**Task statement**
Write out all of the data without omission, exactly as shown.

===============

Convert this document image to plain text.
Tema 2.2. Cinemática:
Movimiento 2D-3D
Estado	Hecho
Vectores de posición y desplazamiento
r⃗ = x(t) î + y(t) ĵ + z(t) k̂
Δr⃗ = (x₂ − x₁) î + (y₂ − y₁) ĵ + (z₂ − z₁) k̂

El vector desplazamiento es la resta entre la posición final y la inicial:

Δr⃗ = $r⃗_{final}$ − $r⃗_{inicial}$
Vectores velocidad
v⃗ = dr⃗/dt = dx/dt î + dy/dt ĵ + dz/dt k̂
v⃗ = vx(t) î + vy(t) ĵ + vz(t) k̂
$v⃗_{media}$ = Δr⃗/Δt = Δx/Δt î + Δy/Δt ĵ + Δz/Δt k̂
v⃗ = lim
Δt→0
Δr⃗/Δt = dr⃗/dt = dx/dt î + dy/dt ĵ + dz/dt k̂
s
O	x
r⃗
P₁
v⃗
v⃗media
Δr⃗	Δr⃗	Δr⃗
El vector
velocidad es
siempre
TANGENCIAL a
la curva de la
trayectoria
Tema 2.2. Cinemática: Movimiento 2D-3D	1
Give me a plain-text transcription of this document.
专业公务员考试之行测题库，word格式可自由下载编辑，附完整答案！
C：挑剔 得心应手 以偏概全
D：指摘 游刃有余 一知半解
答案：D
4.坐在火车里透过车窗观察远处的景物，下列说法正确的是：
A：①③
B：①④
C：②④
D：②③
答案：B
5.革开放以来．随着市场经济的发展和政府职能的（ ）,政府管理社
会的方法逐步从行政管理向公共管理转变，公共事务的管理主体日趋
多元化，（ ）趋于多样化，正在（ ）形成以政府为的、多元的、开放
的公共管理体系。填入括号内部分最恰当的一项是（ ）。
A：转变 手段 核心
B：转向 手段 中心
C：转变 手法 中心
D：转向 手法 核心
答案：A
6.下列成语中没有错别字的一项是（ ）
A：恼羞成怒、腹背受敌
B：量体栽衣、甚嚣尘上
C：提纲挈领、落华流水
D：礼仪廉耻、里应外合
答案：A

===============

**Problem solution**
Convert this document image to plain text.
Tema 2.2. Cinemática:
Movimiento 2D-3D
Estado	Hecho
Vectores de posición y desplazamiento
r⃗ = x(t) î + y(t) ĵ + z(t) k̂
Δr⃗ = (x₂ − x₁) î + (y₂ − y₁) ĵ + (z₂ − z₁) k̂

El vector desplazamiento es la resta entre la posición final y la inicial:

Δr⃗ = $r⃗_{final}$ − $r⃗_{inicial}$
Vectores velocidad
v⃗ = dr⃗/dt = dx/dt î + dy/dt ĵ + dz/dt k̂
v⃗ = vx(t) î + vy(t) ĵ + vz(t) k̂
$v⃗_{media}$ = Δr⃗/Δt = Δx/Δt î + Δy/Δt ĵ + Δz/Δt k̂
v⃗ = lim
Δt→0
Δr⃗/Δt = dr⃗/dt = dx/dt î + dy/dt ĵ + dz/dt k̂
s
O	x
r⃗
P₁
v⃗
v⃗media
Δr⃗	Δr⃗	Δr⃗
El vector
velocidad es
siempre
TANGENCIAL a
la curva de la
trayectoria
Tema 2.2. Cinemática: Movimiento 2D-3D	1
Give me a plain-text transcription of this document.
专业公务员考试之行测题库，word格式可自由下载编辑，附完整答案！
C：挑剔 得心应手 以偏概全
D：指摘 游刃有余 一知半解
答案：D
4.坐在火车里透过车窗观察远处的景物，下列说法正确的是：
A：①③
B：①④
C：②④
D：②③
答案：B
5.革开放以来．随着市场经济的发展和政府职能的（ ）,政府管理社
会的方法逐步从行政管理向公共管理转变，公共事务的管理主体日趋
多元化，（ ）趋于多样化，正在（ ）形成以政府为的、多元的、开放
的公共管理体系。填入括号内部分最恰当的一项是（ ）。
A：转变 手段 核心
B：转向 手段 中心
C：转变 手法 中心
D：转向 手法 核心
答案：A
6.下列成语中没有错别字的一项是（ ）
A：恼羞成怒、腹背受敌
B：量体栽衣、甚嚣尘上
C：提纲挈领、落华流水
D：礼仪廉耻、里应外合
答案：A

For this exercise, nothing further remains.